### [What you are asked to do]
Make a tally of the lines in the records that include the string "时间段内", and give only that number.

### [Extracted material]

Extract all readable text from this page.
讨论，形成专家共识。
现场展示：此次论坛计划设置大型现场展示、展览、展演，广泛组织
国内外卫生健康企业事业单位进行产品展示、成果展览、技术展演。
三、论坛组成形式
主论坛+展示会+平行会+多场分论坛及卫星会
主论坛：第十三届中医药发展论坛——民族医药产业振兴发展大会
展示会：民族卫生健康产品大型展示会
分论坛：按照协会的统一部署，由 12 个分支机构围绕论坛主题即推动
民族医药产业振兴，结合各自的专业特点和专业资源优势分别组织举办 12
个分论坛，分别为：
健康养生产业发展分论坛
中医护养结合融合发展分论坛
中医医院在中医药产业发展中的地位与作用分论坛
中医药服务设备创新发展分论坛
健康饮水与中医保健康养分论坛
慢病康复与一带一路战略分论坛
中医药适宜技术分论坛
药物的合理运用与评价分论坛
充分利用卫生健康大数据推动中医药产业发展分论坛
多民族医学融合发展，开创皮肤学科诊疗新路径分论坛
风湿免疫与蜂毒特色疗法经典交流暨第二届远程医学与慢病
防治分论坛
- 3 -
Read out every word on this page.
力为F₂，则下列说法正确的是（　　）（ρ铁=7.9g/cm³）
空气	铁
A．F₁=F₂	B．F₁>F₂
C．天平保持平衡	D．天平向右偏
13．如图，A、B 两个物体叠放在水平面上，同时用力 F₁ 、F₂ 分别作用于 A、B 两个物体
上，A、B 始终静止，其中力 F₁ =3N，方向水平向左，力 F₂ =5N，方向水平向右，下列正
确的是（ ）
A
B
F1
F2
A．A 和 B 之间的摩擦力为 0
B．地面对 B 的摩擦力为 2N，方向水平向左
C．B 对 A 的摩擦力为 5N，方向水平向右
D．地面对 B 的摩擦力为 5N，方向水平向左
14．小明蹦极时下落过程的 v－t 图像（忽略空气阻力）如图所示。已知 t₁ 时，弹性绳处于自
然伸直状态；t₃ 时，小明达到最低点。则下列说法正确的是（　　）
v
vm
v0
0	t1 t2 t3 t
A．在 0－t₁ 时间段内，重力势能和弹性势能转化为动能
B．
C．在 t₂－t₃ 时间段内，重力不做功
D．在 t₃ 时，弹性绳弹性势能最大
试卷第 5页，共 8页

### [Exercise solution]
2